===== Extracted material =====
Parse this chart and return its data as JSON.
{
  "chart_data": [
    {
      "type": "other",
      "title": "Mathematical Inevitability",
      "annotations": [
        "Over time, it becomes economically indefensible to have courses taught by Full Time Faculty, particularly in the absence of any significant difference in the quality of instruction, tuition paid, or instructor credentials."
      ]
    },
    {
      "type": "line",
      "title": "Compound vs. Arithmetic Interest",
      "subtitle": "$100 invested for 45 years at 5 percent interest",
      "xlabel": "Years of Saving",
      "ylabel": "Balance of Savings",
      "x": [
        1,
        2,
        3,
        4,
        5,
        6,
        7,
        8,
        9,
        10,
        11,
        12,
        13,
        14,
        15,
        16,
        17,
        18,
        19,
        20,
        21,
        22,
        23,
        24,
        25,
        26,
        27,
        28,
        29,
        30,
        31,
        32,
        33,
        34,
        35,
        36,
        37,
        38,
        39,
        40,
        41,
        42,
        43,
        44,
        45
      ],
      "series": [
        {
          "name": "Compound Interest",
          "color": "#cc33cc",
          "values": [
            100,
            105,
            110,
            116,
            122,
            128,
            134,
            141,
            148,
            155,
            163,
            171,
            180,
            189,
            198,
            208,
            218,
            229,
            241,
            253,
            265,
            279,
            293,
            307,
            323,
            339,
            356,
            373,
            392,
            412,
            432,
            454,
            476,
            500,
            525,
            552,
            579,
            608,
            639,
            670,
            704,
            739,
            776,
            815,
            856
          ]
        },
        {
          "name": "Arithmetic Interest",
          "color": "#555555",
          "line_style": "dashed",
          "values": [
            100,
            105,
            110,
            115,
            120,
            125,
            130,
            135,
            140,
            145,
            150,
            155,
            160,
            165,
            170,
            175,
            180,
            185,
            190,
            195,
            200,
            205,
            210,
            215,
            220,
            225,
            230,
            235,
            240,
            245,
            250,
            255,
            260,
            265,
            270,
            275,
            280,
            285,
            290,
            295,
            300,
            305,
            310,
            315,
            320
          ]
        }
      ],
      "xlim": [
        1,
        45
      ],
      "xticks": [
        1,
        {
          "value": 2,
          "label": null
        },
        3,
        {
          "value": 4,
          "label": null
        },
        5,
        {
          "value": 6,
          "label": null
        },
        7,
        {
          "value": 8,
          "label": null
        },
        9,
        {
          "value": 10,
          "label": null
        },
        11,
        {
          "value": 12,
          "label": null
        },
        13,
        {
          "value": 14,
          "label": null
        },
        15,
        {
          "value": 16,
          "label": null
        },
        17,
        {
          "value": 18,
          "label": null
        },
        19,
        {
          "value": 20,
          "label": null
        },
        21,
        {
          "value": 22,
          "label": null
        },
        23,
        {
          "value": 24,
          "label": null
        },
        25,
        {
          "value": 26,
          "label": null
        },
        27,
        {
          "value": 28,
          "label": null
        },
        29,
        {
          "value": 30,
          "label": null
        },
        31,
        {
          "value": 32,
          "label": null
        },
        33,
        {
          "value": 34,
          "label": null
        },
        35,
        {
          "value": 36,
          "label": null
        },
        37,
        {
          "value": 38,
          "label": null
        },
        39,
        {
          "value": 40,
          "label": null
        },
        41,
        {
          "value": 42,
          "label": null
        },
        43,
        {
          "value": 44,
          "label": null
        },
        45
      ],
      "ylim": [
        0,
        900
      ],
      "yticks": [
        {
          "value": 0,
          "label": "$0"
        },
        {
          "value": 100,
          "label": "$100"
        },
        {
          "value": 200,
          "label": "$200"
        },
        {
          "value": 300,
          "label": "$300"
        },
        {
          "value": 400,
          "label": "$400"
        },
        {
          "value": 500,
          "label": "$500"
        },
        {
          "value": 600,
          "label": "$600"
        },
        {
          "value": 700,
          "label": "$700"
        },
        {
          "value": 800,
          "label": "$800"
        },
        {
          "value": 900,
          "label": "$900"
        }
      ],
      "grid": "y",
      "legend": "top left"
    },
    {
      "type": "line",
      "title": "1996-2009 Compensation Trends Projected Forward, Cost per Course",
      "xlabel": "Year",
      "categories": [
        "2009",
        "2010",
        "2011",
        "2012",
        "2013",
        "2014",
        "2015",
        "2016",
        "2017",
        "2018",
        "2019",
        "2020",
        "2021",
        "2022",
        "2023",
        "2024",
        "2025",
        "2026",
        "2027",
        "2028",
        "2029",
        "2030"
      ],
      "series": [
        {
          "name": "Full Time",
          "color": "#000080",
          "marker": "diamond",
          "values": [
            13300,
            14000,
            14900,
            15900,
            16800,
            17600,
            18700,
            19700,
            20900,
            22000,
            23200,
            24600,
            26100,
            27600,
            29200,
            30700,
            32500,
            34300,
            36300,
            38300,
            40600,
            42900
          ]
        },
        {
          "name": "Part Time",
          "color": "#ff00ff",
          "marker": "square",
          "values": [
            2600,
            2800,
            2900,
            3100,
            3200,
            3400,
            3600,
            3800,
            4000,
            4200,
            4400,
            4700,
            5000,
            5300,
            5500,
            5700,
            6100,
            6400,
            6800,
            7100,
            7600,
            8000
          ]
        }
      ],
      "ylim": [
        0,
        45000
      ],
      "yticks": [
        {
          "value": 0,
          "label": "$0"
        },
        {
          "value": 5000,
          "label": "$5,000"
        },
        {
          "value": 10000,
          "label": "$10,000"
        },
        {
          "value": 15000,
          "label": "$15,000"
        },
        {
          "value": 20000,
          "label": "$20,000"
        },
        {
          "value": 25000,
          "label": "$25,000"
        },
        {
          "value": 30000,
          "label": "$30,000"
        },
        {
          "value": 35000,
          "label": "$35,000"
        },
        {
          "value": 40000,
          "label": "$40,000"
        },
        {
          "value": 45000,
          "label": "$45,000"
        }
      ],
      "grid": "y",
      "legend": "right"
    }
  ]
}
=====
Your task:
Determine the number of lines containing "color". Write only that number.

Written response:
4